▸ Requirement
Copy out each line of the material below that holds the string "Pagto".

Dataset records
:::
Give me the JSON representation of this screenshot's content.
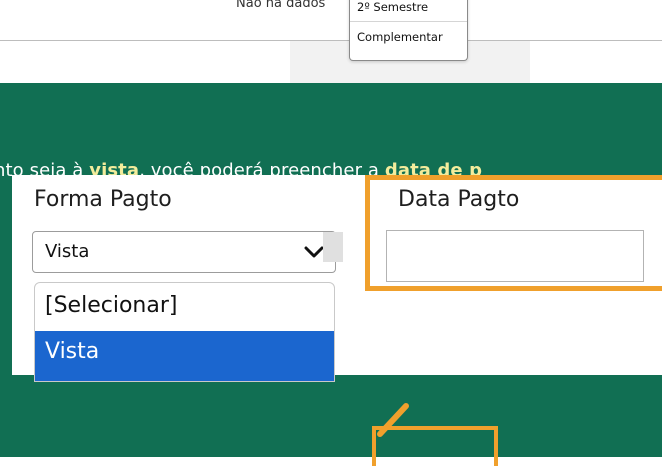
{
  "table": {
    "empty_text": "Não há dados",
    "semester_options": [
      "2º Semestre",
      "Complementar"
    ]
  },
  "banner": {
    "text_before_1": "nto seja à ",
    "bold_1": "vista",
    "text_middle": ", você poderá preencher a ",
    "bold_2": "data de p"
  },
  "form": {
    "payment_label": "Forma Pagto",
    "payment_selected": "Vista",
    "payment_options": [
      "[Selecionar]",
      "Vista"
    ],
    "date_label": "Data Pagto",
    "date_value": ""
  },
  "colors": {
    "banner_green": "#116f53",
    "highlight_yellow": "#f3ec9c",
    "callout_orange": "#f0a02c",
    "selection_blue": "#1b66cf"
  }
}
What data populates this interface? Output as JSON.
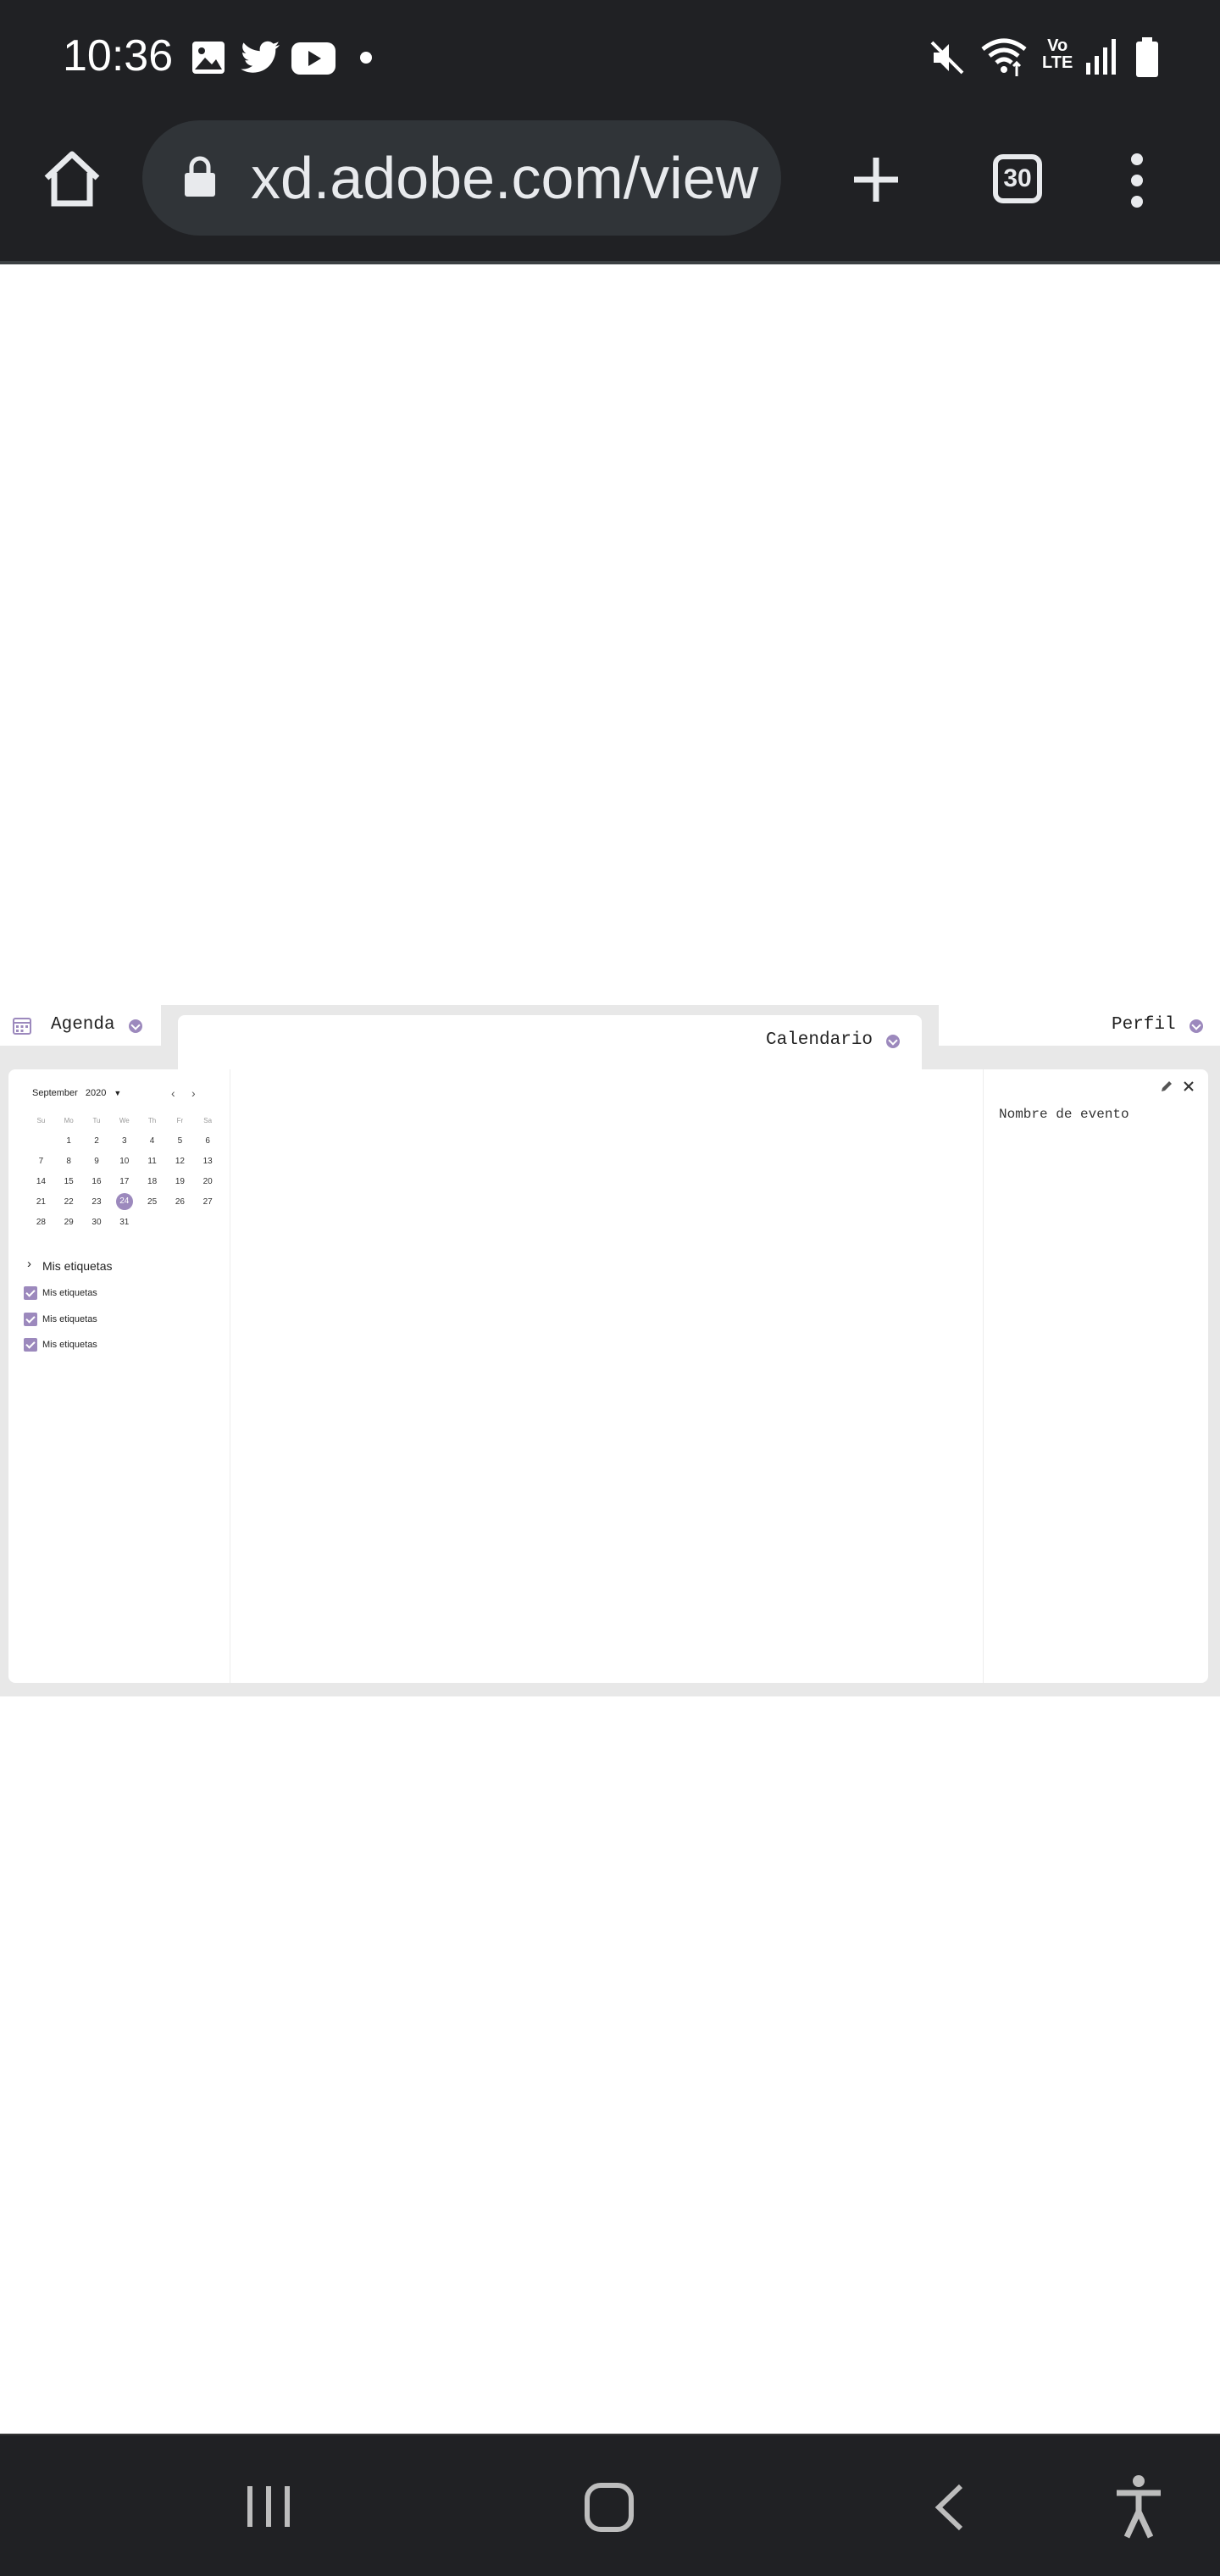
{
  "status_bar": {
    "time": "10:36",
    "icons": [
      "gallery-icon",
      "twitter-icon",
      "youtube-icon",
      "dot-icon",
      "mute-icon",
      "wifi-icon",
      "volte-icon",
      "signal-icon",
      "battery-icon"
    ],
    "volte_top": "Vo",
    "volte_bottom": "LTE"
  },
  "browser": {
    "url": "xd.adobe.com/view",
    "tab_count": "30",
    "icons": [
      "home-icon",
      "lock-icon",
      "new-tab-icon",
      "tabs-icon",
      "menu-icon"
    ]
  },
  "app": {
    "tabs": {
      "agenda": "Agenda",
      "calendario": "Calendario",
      "perfil": "Perfil"
    },
    "calendar": {
      "month": "September",
      "year": "2020",
      "weekdays": [
        "Su",
        "Mo",
        "Tu",
        "We",
        "Th",
        "Fr",
        "Sa"
      ],
      "weeks": [
        [
          "",
          "1",
          "2",
          "3",
          "4",
          "5",
          "6"
        ],
        [
          "7",
          "8",
          "9",
          "10",
          "11",
          "12",
          "13"
        ],
        [
          "14",
          "15",
          "16",
          "17",
          "18",
          "19",
          "20"
        ],
        [
          "21",
          "22",
          "23",
          "24",
          "25",
          "26",
          "27"
        ],
        [
          "28",
          "29",
          "30",
          "31",
          "",
          "",
          ""
        ]
      ],
      "selected": "24"
    },
    "tags": {
      "title": "Mis etiquetas",
      "items": [
        "Mis etiquetas",
        "Mis etiquetas",
        "Mis etiquetas"
      ]
    },
    "event": {
      "name": "Nombre de evento"
    }
  },
  "colors": {
    "accent": "#9c89bd",
    "browser_bg": "#202124",
    "app_bg": "#e8e8e8"
  }
}
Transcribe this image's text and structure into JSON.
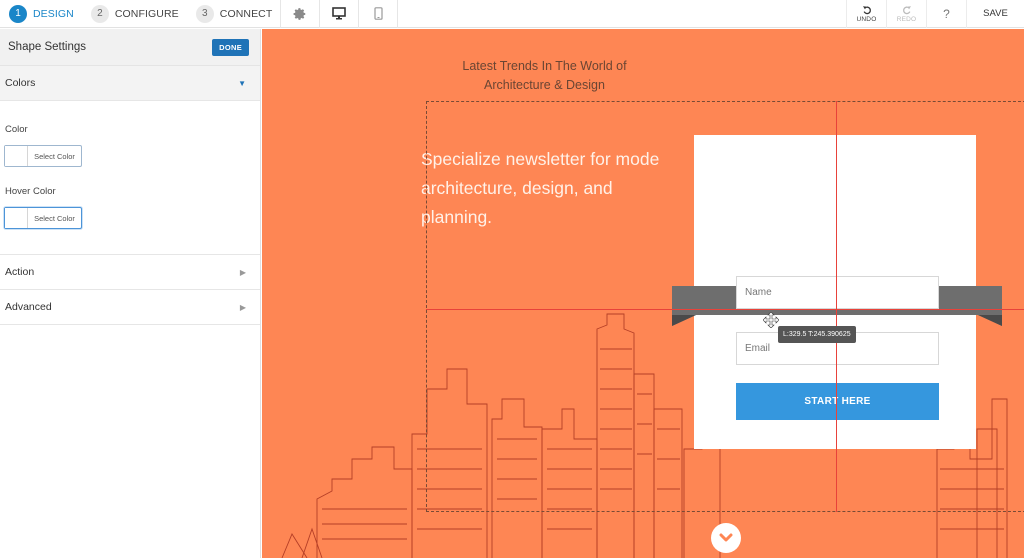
{
  "steps": [
    {
      "num": "1",
      "label": "DESIGN"
    },
    {
      "num": "2",
      "label": "CONFIGURE"
    },
    {
      "num": "3",
      "label": "CONNECT"
    }
  ],
  "toolbar": {
    "undo": "UNDO",
    "redo": "REDO",
    "help": "?",
    "save": "SAVE",
    "icons": [
      "gear-icon",
      "desktop-icon",
      "mobile-icon",
      "undo-icon",
      "redo-icon"
    ]
  },
  "sidebar": {
    "title": "Shape Settings",
    "done": "DONE",
    "sections": {
      "colors": "Colors",
      "action": "Action",
      "advanced": "Advanced"
    },
    "fields": [
      {
        "label": "Color",
        "button": "Select Color"
      },
      {
        "label": "Hover Color",
        "button": "Select Color"
      }
    ]
  },
  "canvas": {
    "kicker": [
      "Latest Trends In The World of",
      "Architecture & Design"
    ],
    "headline": [
      "Specialize newsletter for mode",
      "architecture, design, and",
      "planning."
    ],
    "name_placeholder": "Name",
    "email_placeholder": "Email",
    "cta": "START HERE",
    "coords": "L:329.5 T:245.390625"
  },
  "colors": {
    "accent": "#1a86c8",
    "canvas_bg": "#fe8654",
    "cta_bg": "#3597de",
    "guide_line": "#e8423a",
    "ribbon": "#6e6e6e"
  }
}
:::
▸ Result below
    "payment_label": "Forma Pagto",
    "date_label": "Data Pagto",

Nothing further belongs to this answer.